■ EXTRAIT DE TEXTE:
+ + +

C’est cette vision du monde qui s’exprime, par exemple, en juin 1936, quand Léon Blum présente à la Chambre des Députés, le premier gouvernement du Front Populaire. Il est en permanence interrompu par les insultes ordurières et antisémites des députés d’extrême-droite, la mèche étant vendue par Xavier Vallat qui déclare que « la France, ce vieux pays latin ne peut pas être gouverné par un Juif ». Ce même Xavier Vallat qui devient quelques années plus tard Commissaire aux Affaires Juives dans le gouvernement de Pétain et promoteur du statut des Juifs et autres lois antisémites mises en place par Vichy. La boucle est ici bouclée et quand Eric Zemmour tente de réhabiliter Pétain en tant que « bouclier » protecteur des Juifs français vis-à-vis des exigences nazies, il passe sous silence l’antisémitisme constitutif de Vichy et le fonds commun qu’il trouve notamment dans les œuvres d’Oswald Spengler. Alors, oui, à cert égard et sans qu’il soit besoin de chercher d’autres exemples, en reprenant ces théories sur l’identité nationale éternelle, Zemmour est antisémite.

+ + +

■ PROBLÈMES ET EXERCICES:
**1.** Indiquez si chacune des affirmations suivantes s'accorde avec l'extrait sur Léon Blum et Xavier Vallat, en répondant par oui ou par non et en citant les mots exacts du texte qui tranchent. (a) Léon Blum présente le premier gouvernement du Front Populaire en juin 1936. (b) Xavier Vallat devient ministre de la Guerre dans le gouvernement de Pétain. (c) Léon Blum peut s'exprimer devant la Chambre sans être interrompu.
**2.** Reprenez l'extrait sur Léon Blum et Xavier Vallat là où il s'arrête, et poursuivez-le.

+ + +

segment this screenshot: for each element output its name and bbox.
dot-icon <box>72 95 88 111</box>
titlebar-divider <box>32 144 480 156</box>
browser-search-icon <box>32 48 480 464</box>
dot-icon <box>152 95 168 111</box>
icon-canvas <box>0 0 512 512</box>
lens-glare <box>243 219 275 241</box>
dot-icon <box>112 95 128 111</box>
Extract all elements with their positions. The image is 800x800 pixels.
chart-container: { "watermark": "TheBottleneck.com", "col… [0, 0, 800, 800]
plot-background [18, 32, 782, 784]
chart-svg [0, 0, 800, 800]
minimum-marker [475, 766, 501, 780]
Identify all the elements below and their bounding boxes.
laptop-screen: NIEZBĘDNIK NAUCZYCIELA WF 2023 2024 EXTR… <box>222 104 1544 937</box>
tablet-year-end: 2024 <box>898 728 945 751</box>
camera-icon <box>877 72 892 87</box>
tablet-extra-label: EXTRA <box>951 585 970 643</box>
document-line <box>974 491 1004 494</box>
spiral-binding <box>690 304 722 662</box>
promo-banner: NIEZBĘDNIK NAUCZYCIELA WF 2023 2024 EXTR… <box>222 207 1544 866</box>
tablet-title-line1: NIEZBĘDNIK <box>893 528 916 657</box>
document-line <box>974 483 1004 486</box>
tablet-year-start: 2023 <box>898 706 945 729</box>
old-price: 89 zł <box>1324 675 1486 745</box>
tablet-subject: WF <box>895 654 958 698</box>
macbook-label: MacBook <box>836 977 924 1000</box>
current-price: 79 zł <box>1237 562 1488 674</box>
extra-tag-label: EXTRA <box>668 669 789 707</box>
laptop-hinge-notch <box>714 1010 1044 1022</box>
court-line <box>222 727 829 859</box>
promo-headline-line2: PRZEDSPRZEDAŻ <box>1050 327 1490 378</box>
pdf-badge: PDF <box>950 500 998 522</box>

+ + +

■ RÉPONSES AUX EXERCICES:
**1.**
(a) Oui : « en juin 1936, quand Léon Blum présente à la Chambre des Députés, le premier gouvernement du Front Populaire ».
(b) Non : « Commissaire aux Affaires Juives dans le gouvernement de Pétain ».
(c) Non : « Il est en permanence interrompu par les insultes ordurières et antisémites des députés d’extrême-droite ».

**2.**
Tenons donc pour acquis qu’Éric Zemmour puise ses références dans la pensée nationaliste du début du XXème siècle5, dans les théorisations du fascisme italien, qu’il tient des propos racistes (condamnés à plusieurs reprises) et que, par conséquent, il est antisémite6. Mais cela suffit-il à caractériser son entreprise politique. Agiter le mot « fascisme » ne saurait tenir lieu d’analyse du contexte dans lequel il apparaît et du rôle qu’il y joue. Les crises successives, et simultanées du modèle néo-libéral et les résistances qu’elles ont suscitées depuis les années 2008-2009 ont entraîné un durcissement autoritaire, aussi bien dans la poursuite de la mise en œuvre de ces politiques, contre l’avis des peuples (ce dont le traitement réservé à la Grèce est le parfait exemple), dans l’affaiblissement et les tentatives de renversement « légal » des gouvernements progressistes d’Amérique Latine, dans la répression policière et judiciaire de tous ls mouvements de contestation. A tout ceci, il faut ajouter l’arrivée au pouvoir, à la suite de l’élection de Donald Trump en 2016, des gouvernements autoritaires de Jair Bolsonaro, au brésil, de Narendra Modi en Inde, de Recep Tayipp Erdogan en Turquie, de Viktor Orban en Hongrie… la liste est longue, même si tous ne sont pas exactement équivalents.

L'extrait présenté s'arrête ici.